Stored data:
━━━━━━━━━━
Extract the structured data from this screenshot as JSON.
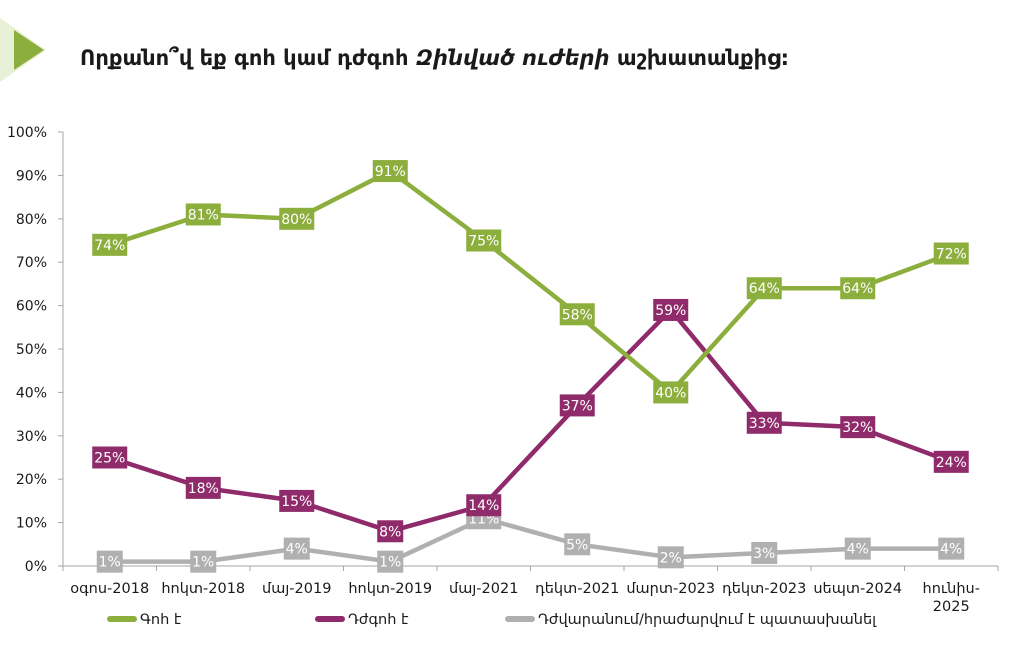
{
  "header": {
    "title_parts": [
      "Որքանո՞վ եք գոհ կամ դժգոհ ",
      "Զինված ուժերի",
      " աշխատանքից:"
    ]
  },
  "colors": {
    "green": "#8cae3c",
    "purple": "#8f2a6b",
    "gray": "#b0b0b0",
    "deco": "#e8f0d7"
  },
  "chart_data": {
    "type": "line",
    "categories": [
      "օգոս-2018",
      "հոկտ-2018",
      "մայ-2019",
      "հոկտ-2019",
      "մայ-2021",
      "դեկտ-2021",
      "մարտ-2023",
      "դեկտ-2023",
      "սեպտ-2024",
      "հունիս-2025"
    ],
    "category_lines": [
      [
        "օգոս-2018"
      ],
      [
        "հոկտ-2018"
      ],
      [
        "մայ-2019"
      ],
      [
        "հոկտ-2019"
      ],
      [
        "մայ-2021"
      ],
      [
        "դեկտ-2021"
      ],
      [
        "մարտ-2023"
      ],
      [
        "դեկտ-2023"
      ],
      [
        "սեպտ-2024"
      ],
      [
        "հունիս-",
        "2025"
      ]
    ],
    "ylim": [
      0,
      100
    ],
    "yticks": [
      "0%",
      "10%",
      "20%",
      "30%",
      "40%",
      "50%",
      "60%",
      "70%",
      "80%",
      "90%",
      "100%"
    ],
    "series": [
      {
        "name": "Գոհ է",
        "color": "#8cae3c",
        "values": [
          74,
          81,
          80,
          91,
          75,
          58,
          40,
          64,
          64,
          72
        ],
        "labels": [
          "74%",
          "81%",
          "80%",
          "91%",
          "75%",
          "58%",
          "40%",
          "64%",
          "64%",
          "72%"
        ]
      },
      {
        "name": "Դժգոհ է",
        "color": "#8f2a6b",
        "values": [
          25,
          18,
          15,
          8,
          14,
          37,
          59,
          33,
          32,
          24
        ],
        "labels": [
          "25%",
          "18%",
          "15%",
          "8%",
          "14%",
          "37%",
          "59%",
          "33%",
          "32%",
          "24%"
        ]
      },
      {
        "name": "Դժվարանում/հրաժարվում է պատասխանել",
        "color": "#b0b0b0",
        "values": [
          1,
          1,
          4,
          1,
          11,
          5,
          2,
          3,
          4,
          4
        ],
        "labels": [
          "1%",
          "1%",
          "4%",
          "1%",
          "11%",
          "5%",
          "2%",
          "3%",
          "4%",
          "4%"
        ]
      }
    ],
    "legend": "bottom-left"
  }
}
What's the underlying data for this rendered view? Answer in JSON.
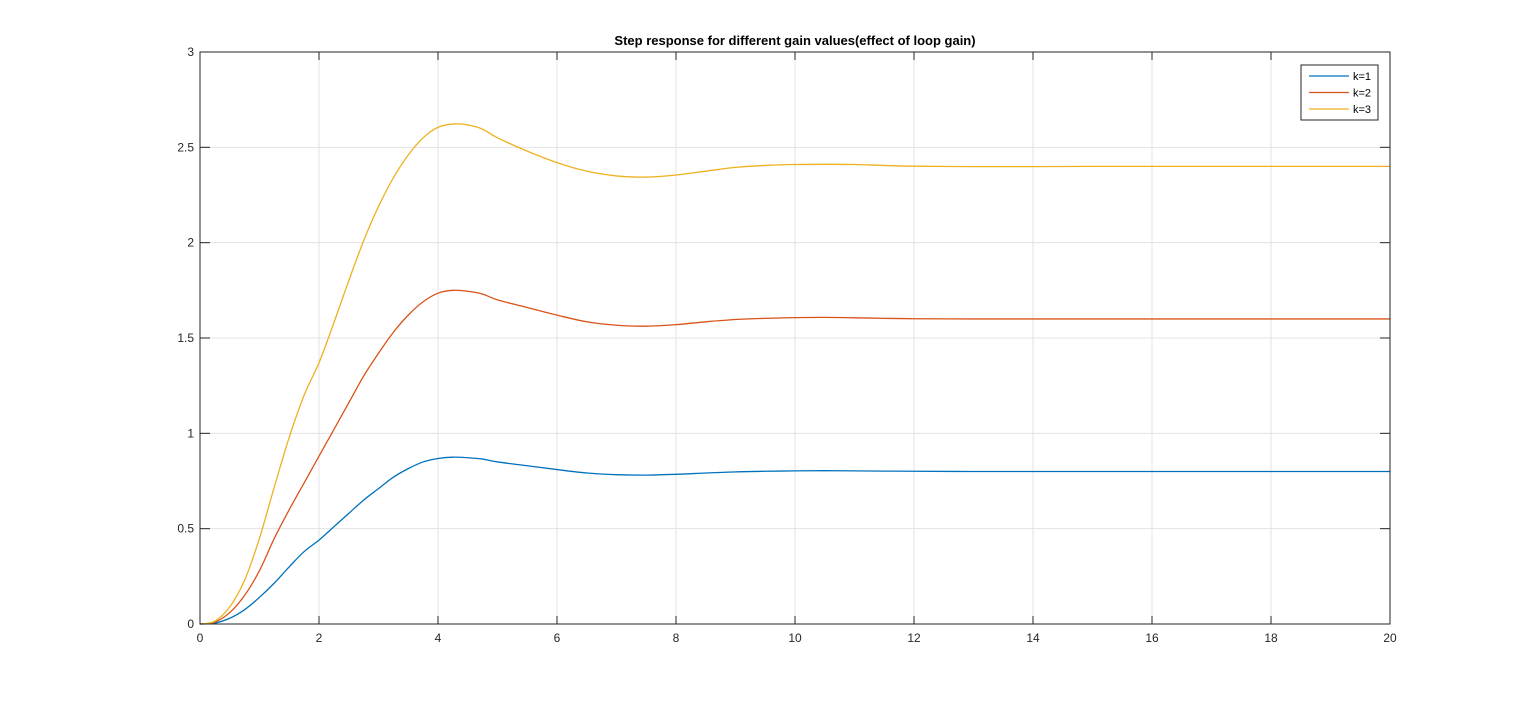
{
  "chart_data": {
    "type": "line",
    "title": "Step response for different gain values(effect of loop gain)",
    "xlabel": "",
    "ylabel": "",
    "xlim": [
      0,
      20
    ],
    "ylim": [
      0,
      3
    ],
    "xticks": [
      "0",
      "2",
      "4",
      "6",
      "8",
      "10",
      "12",
      "14",
      "16",
      "18",
      "20"
    ],
    "yticks": [
      "0",
      "0.5",
      "1",
      "1.5",
      "2",
      "2.5",
      "3"
    ],
    "grid": true,
    "legend_position": "top-right",
    "x": [
      0,
      0.25,
      0.5,
      0.75,
      1,
      1.25,
      1.5,
      1.75,
      2,
      2.25,
      2.5,
      2.75,
      3,
      3.25,
      3.5,
      3.75,
      4,
      4.25,
      4.5,
      4.75,
      5,
      5.5,
      6,
      6.5,
      7,
      7.5,
      8,
      8.5,
      9,
      9.5,
      10,
      10.5,
      11,
      11.5,
      12,
      13,
      14,
      15,
      16,
      17,
      18,
      19,
      20
    ],
    "series": [
      {
        "name": "k=1",
        "color": "#0072BD",
        "values": [
          0,
          0.005,
          0.03,
          0.075,
          0.14,
          0.215,
          0.3,
          0.38,
          0.44,
          0.51,
          0.58,
          0.65,
          0.71,
          0.77,
          0.815,
          0.85,
          0.868,
          0.875,
          0.872,
          0.865,
          0.85,
          0.83,
          0.81,
          0.792,
          0.783,
          0.781,
          0.785,
          0.792,
          0.798,
          0.801,
          0.803,
          0.804,
          0.803,
          0.802,
          0.801,
          0.8,
          0.8,
          0.8,
          0.8,
          0.8,
          0.8,
          0.8,
          0.8
        ]
      },
      {
        "name": "k=2",
        "color": "#D95319",
        "values": [
          0,
          0.01,
          0.06,
          0.15,
          0.28,
          0.45,
          0.6,
          0.74,
          0.88,
          1.02,
          1.16,
          1.3,
          1.42,
          1.53,
          1.62,
          1.69,
          1.735,
          1.75,
          1.745,
          1.73,
          1.7,
          1.66,
          1.62,
          1.585,
          1.567,
          1.562,
          1.57,
          1.585,
          1.597,
          1.603,
          1.607,
          1.608,
          1.606,
          1.603,
          1.601,
          1.6,
          1.6,
          1.6,
          1.6,
          1.6,
          1.6,
          1.6,
          1.6
        ]
      },
      {
        "name": "k=3",
        "color": "#EDB120",
        "values": [
          0,
          0.015,
          0.09,
          0.23,
          0.45,
          0.72,
          0.98,
          1.2,
          1.37,
          1.58,
          1.8,
          2.01,
          2.19,
          2.34,
          2.46,
          2.55,
          2.605,
          2.622,
          2.618,
          2.595,
          2.55,
          2.48,
          2.42,
          2.375,
          2.35,
          2.344,
          2.355,
          2.375,
          2.395,
          2.405,
          2.41,
          2.411,
          2.41,
          2.405,
          2.401,
          2.399,
          2.399,
          2.4,
          2.4,
          2.4,
          2.4,
          2.4,
          2.4
        ]
      }
    ]
  }
}
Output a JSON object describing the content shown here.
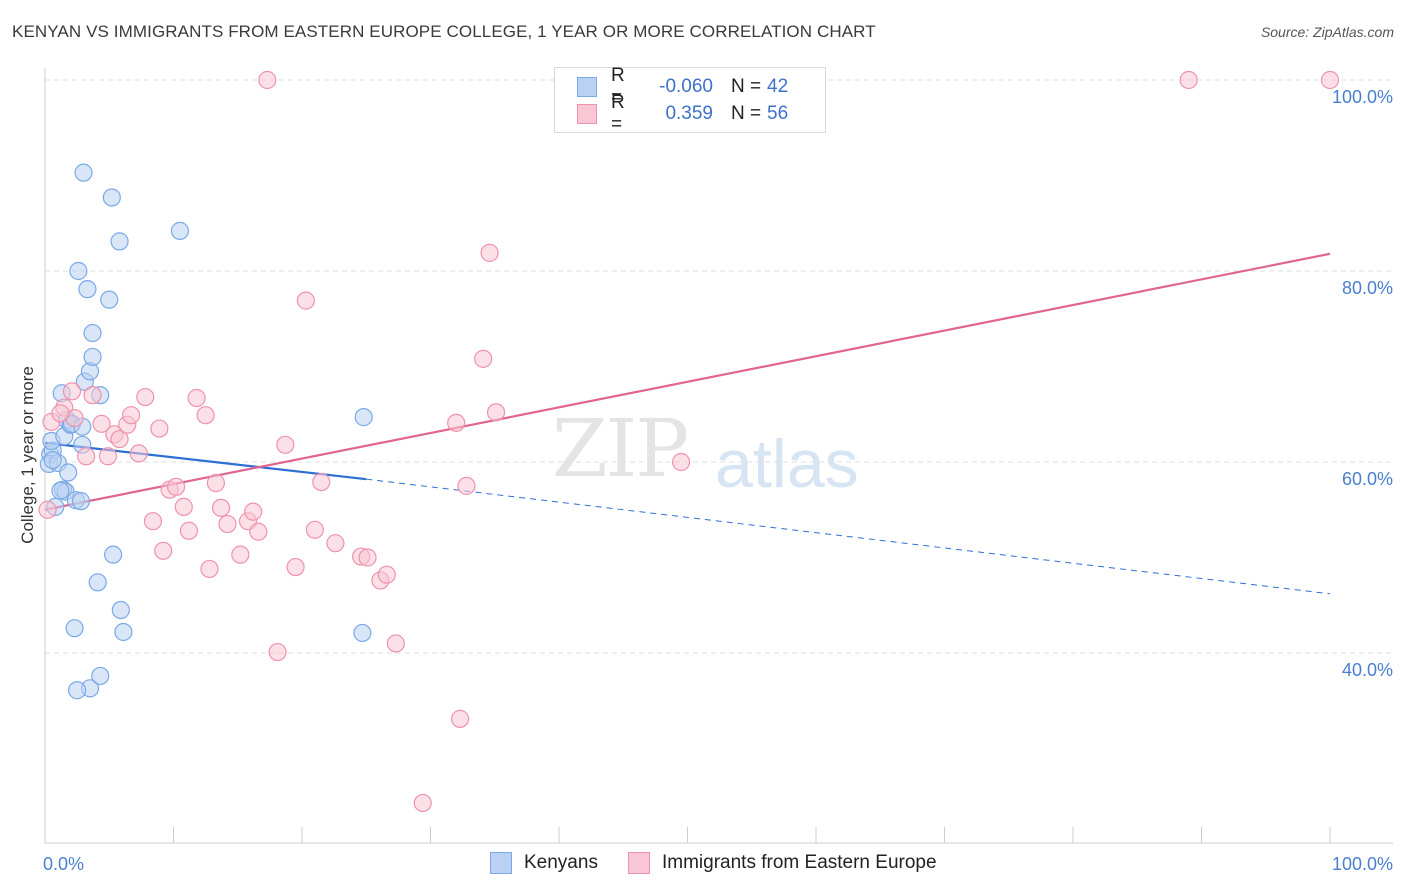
{
  "header": {
    "title": "KENYAN VS IMMIGRANTS FROM EASTERN EUROPE COLLEGE, 1 YEAR OR MORE CORRELATION CHART",
    "source": "Source: ZipAtlas.com"
  },
  "watermark": {
    "zip": "ZIP",
    "atlas": "atlas"
  },
  "legend": {
    "rows": [
      {
        "r_label": "R =",
        "r_value": "-0.060",
        "n_label": "N =",
        "n_value": "42",
        "color": "#7aa9e6",
        "fill": "#b9d2f3"
      },
      {
        "r_label": "R =",
        "r_value": "0.359",
        "n_label": "N =",
        "n_value": "56",
        "color": "#ee92ad",
        "fill": "#f8c6d4"
      }
    ]
  },
  "bottom_legend": {
    "kenyans": "Kenyans",
    "eastern_europe": "Immigrants from Eastern Europe"
  },
  "chart_data": {
    "type": "scatter",
    "title": "KENYAN VS IMMIGRANTS FROM EASTERN EUROPE COLLEGE, 1 YEAR OR MORE CORRELATION CHART",
    "xlabel": "",
    "ylabel": "College, 1 year or more",
    "xlim": [
      0,
      100
    ],
    "ylim": [
      20,
      102
    ],
    "x_tick_labels": [
      "0.0%",
      "100.0%"
    ],
    "y_ticks": [
      40,
      60,
      80,
      100
    ],
    "y_tick_labels": [
      "40.0%",
      "60.0%",
      "80.0%",
      "100.0%"
    ],
    "grid": true,
    "series": [
      {
        "name": "Kenyans",
        "color": "#7aa9e6",
        "fill": "#b9d2f3",
        "line_color": "#2e6fd3",
        "trend": {
          "x0": 0,
          "y0": 62.0,
          "x_solid_end": 25,
          "y_solid_end": 58.2,
          "x1": 100,
          "y1": 46.2
        },
        "points": [
          [
            0.8,
            55.3
          ],
          [
            0.4,
            60.8
          ],
          [
            0.6,
            61.2
          ],
          [
            0.3,
            59.8
          ],
          [
            0.5,
            62.2
          ],
          [
            1.0,
            59.9
          ],
          [
            1.3,
            67.2
          ],
          [
            1.4,
            57.1
          ],
          [
            1.6,
            56.9
          ],
          [
            1.5,
            62.7
          ],
          [
            1.7,
            64.4
          ],
          [
            1.8,
            58.9
          ],
          [
            2.0,
            63.9
          ],
          [
            2.1,
            64.0
          ],
          [
            2.3,
            42.6
          ],
          [
            2.4,
            56.0
          ],
          [
            2.6,
            80.0
          ],
          [
            2.8,
            55.9
          ],
          [
            2.9,
            61.8
          ],
          [
            2.9,
            63.7
          ],
          [
            3.0,
            90.3
          ],
          [
            3.1,
            68.4
          ],
          [
            3.3,
            78.1
          ],
          [
            3.5,
            69.5
          ],
          [
            3.7,
            73.5
          ],
          [
            3.7,
            71.0
          ],
          [
            3.5,
            36.3
          ],
          [
            4.1,
            47.4
          ],
          [
            4.3,
            37.6
          ],
          [
            4.3,
            67.0
          ],
          [
            5.0,
            77.0
          ],
          [
            5.2,
            87.7
          ],
          [
            5.3,
            50.3
          ],
          [
            5.8,
            83.1
          ],
          [
            5.9,
            44.5
          ],
          [
            6.1,
            42.2
          ],
          [
            10.5,
            84.2
          ],
          [
            24.8,
            64.7
          ],
          [
            24.7,
            42.1
          ],
          [
            2.5,
            36.1
          ],
          [
            0.6,
            60.2
          ],
          [
            1.2,
            57.0
          ]
        ]
      },
      {
        "name": "Immigrants from Eastern Europe",
        "color": "#ee92ad",
        "fill": "#f8c6d4",
        "line_color": "#e06590",
        "trend": {
          "x0": 0,
          "y0": 55.0,
          "x1": 100,
          "y1": 81.8
        },
        "points": [
          [
            0.2,
            55.0
          ],
          [
            0.5,
            64.2
          ],
          [
            1.5,
            65.7
          ],
          [
            2.1,
            67.4
          ],
          [
            2.3,
            64.6
          ],
          [
            3.2,
            60.6
          ],
          [
            3.7,
            67.0
          ],
          [
            4.4,
            64.0
          ],
          [
            4.9,
            60.6
          ],
          [
            5.4,
            62.9
          ],
          [
            5.8,
            62.4
          ],
          [
            6.4,
            63.9
          ],
          [
            6.7,
            64.9
          ],
          [
            7.3,
            60.9
          ],
          [
            7.8,
            66.8
          ],
          [
            8.4,
            53.8
          ],
          [
            8.9,
            63.5
          ],
          [
            9.2,
            50.7
          ],
          [
            9.7,
            57.1
          ],
          [
            10.2,
            57.4
          ],
          [
            10.8,
            55.3
          ],
          [
            11.2,
            52.8
          ],
          [
            11.8,
            66.7
          ],
          [
            12.5,
            64.9
          ],
          [
            12.8,
            48.8
          ],
          [
            13.3,
            57.8
          ],
          [
            13.7,
            55.2
          ],
          [
            14.2,
            53.5
          ],
          [
            15.2,
            50.3
          ],
          [
            15.8,
            53.8
          ],
          [
            16.2,
            54.8
          ],
          [
            16.6,
            52.7
          ],
          [
            17.3,
            100.0
          ],
          [
            18.1,
            40.1
          ],
          [
            18.7,
            61.8
          ],
          [
            19.5,
            49.0
          ],
          [
            20.3,
            76.9
          ],
          [
            21.0,
            52.9
          ],
          [
            21.5,
            57.9
          ],
          [
            22.6,
            51.5
          ],
          [
            24.6,
            50.1
          ],
          [
            25.1,
            50.0
          ],
          [
            26.1,
            47.6
          ],
          [
            26.6,
            48.2
          ],
          [
            27.3,
            41.0
          ],
          [
            29.4,
            24.3
          ],
          [
            32.0,
            64.1
          ],
          [
            32.3,
            33.1
          ],
          [
            32.8,
            57.5
          ],
          [
            34.1,
            70.8
          ],
          [
            34.6,
            81.9
          ],
          [
            35.1,
            65.2
          ],
          [
            49.5,
            60.0
          ],
          [
            89.0,
            100.0
          ],
          [
            100.0,
            100.0
          ],
          [
            1.2,
            65.1
          ]
        ]
      }
    ]
  }
}
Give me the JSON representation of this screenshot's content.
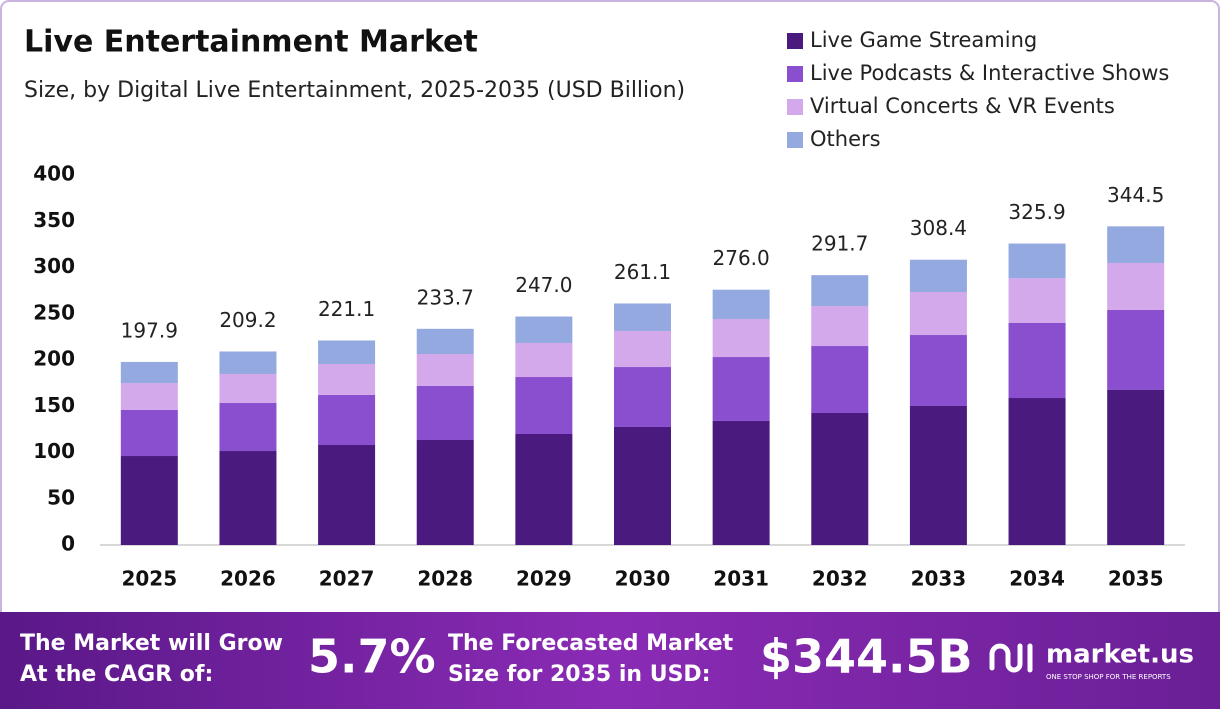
━━━━━━━━━━
▸ Requirements:
Work out how many lines of the data above contain the string "JSON" and give the number alone.

▸ Right answer:
4